→ **Travail demandé**:
1. D'après le texte sur l'économie nicaraguayenne, grâce à quoi le pays a-t-il évité une crise financière systémique ?
2. Prolongez le texte sur l'économie nicaraguayenne à la suite de sa dernière phrase.

→ **Texte extrait**:
Frappée de plein fouet par une crise politique depuis avril 2018, l’économie nicaraguayenne est entrée en récession l’année dernière. Cette récession devrait être encore plus marquée en 2019 et se poursuivre en 2020. Si le pays a évité une crise financière systémique grâce aux liquidités bancaires, à l’usage des réserves de devises et au maintien de ses exportations, les effets sociaux de cette crise se font déjà ressentir: hausse du chômage, hausse de la pauvreté et désorganisation de l’outil productif. Malgré une certaine stabilisation des indicateurs financiers ces derniers mois, la situation économique pourrait se détériorer si une sortie de crise politique ne se dessine pas.

  1. Depuis avril 20108, l’économie nicaraguayenne subit une crise sévère.

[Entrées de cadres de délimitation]
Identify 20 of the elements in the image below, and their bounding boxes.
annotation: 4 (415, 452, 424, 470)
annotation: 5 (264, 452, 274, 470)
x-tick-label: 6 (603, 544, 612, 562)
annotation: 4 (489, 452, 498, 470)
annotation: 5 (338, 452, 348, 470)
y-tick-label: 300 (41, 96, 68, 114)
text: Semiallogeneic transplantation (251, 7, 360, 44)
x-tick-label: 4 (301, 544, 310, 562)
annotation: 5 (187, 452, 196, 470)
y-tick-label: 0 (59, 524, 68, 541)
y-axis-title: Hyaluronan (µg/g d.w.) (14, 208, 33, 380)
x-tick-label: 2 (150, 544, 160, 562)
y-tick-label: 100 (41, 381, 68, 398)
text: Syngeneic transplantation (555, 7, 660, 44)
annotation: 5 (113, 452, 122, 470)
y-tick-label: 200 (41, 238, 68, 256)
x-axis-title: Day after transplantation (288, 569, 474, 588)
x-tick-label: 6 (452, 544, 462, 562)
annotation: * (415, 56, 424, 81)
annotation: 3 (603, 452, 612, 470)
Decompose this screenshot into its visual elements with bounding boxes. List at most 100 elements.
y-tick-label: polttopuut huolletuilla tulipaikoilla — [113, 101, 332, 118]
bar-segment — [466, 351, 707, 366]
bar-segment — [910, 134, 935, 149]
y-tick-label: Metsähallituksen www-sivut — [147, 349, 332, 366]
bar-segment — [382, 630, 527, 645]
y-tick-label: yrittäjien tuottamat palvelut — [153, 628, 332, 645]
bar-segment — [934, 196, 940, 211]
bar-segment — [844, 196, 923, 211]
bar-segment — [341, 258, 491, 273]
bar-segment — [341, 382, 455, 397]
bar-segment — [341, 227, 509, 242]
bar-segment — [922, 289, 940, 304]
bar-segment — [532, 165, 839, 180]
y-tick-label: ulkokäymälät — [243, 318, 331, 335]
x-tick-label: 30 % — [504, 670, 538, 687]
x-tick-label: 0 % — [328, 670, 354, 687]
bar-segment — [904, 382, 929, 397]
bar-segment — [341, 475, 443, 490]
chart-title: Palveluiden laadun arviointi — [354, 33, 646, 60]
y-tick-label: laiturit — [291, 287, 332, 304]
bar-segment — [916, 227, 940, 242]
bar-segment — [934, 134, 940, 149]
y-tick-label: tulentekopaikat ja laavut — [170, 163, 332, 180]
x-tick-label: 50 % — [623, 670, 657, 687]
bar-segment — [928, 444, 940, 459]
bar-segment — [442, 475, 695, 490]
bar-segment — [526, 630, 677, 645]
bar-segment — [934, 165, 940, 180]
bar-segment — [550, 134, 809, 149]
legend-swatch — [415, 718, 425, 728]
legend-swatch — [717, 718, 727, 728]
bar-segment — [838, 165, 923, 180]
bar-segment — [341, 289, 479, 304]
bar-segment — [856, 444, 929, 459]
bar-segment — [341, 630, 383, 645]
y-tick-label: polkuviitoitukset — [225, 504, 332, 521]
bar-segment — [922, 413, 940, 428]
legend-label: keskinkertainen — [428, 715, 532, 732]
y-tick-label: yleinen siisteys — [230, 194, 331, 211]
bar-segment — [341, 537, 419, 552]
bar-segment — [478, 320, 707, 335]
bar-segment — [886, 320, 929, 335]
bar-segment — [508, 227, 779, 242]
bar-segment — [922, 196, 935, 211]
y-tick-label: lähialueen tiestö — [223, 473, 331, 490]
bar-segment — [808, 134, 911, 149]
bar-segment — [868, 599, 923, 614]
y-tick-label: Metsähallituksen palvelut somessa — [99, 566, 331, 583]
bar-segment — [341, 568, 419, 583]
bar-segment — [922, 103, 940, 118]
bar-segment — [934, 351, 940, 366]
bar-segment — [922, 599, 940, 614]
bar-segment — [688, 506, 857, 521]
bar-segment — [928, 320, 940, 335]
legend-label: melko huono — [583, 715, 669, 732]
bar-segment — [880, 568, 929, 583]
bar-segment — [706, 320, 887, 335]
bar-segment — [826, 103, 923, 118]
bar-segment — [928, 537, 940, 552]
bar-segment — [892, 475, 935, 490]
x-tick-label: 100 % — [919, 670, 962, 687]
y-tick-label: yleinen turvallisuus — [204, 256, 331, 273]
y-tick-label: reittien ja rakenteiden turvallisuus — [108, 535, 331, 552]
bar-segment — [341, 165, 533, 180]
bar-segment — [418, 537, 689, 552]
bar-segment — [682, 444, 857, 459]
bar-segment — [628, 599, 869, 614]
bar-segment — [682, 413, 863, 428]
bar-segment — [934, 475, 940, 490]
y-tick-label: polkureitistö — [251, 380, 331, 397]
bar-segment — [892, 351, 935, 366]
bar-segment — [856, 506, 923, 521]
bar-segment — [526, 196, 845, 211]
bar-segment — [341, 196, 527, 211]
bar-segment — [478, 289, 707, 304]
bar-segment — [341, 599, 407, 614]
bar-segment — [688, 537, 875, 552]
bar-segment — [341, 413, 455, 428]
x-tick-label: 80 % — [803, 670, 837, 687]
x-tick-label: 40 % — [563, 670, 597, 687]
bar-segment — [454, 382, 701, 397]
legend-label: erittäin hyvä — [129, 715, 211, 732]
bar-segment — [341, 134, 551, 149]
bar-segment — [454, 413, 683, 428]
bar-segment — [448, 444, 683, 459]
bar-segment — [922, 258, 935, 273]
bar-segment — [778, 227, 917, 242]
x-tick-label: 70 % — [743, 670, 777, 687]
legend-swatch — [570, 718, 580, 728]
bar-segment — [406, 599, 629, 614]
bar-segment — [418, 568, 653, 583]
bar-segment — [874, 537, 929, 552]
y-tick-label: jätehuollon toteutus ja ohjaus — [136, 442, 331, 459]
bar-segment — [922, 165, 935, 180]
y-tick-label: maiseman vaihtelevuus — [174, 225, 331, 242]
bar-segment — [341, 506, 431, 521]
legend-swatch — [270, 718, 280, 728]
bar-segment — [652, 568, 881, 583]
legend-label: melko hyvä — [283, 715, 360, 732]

→ **Corrigé**:
1. Grâce aux liquidités bancaires, à l'usage des réserves de devises et au maintien de ses exportations.

2.
 La crise politique débutée en avril 2018 a sévèrement impacté l’économie nicaraguayenne : après une récession de 3,8% en 2018, le FMI anticipe de nouvelles contractions de 5,7% en 2019 et de 1,2% en 2020 (contre +0,5% anticipé en 2020 par le gouvernement). L’instabilité liée aux tensions sociales a provoqué une crise de confiance et un retrait massif des investissements étrangers (-50% environ, selon les estimations de la Banque centrale) ; une chute de l’investissement privé (-50%) mais aussi des dépôts (baisse de 1/3 des réserves internationales) et des crédits, paralysant brutalement l’économie. Le secteur du tourisme, de l’hôtellerie et de la restauration a été le plus impacté par cette crise, avec une baisse de 40% de l’activité cette année (-20% en 2018) selon le gouvernement et de près de 80% selon les représentants du secteur rencontrés. Le commerce et la construction ont également été fortement affectés.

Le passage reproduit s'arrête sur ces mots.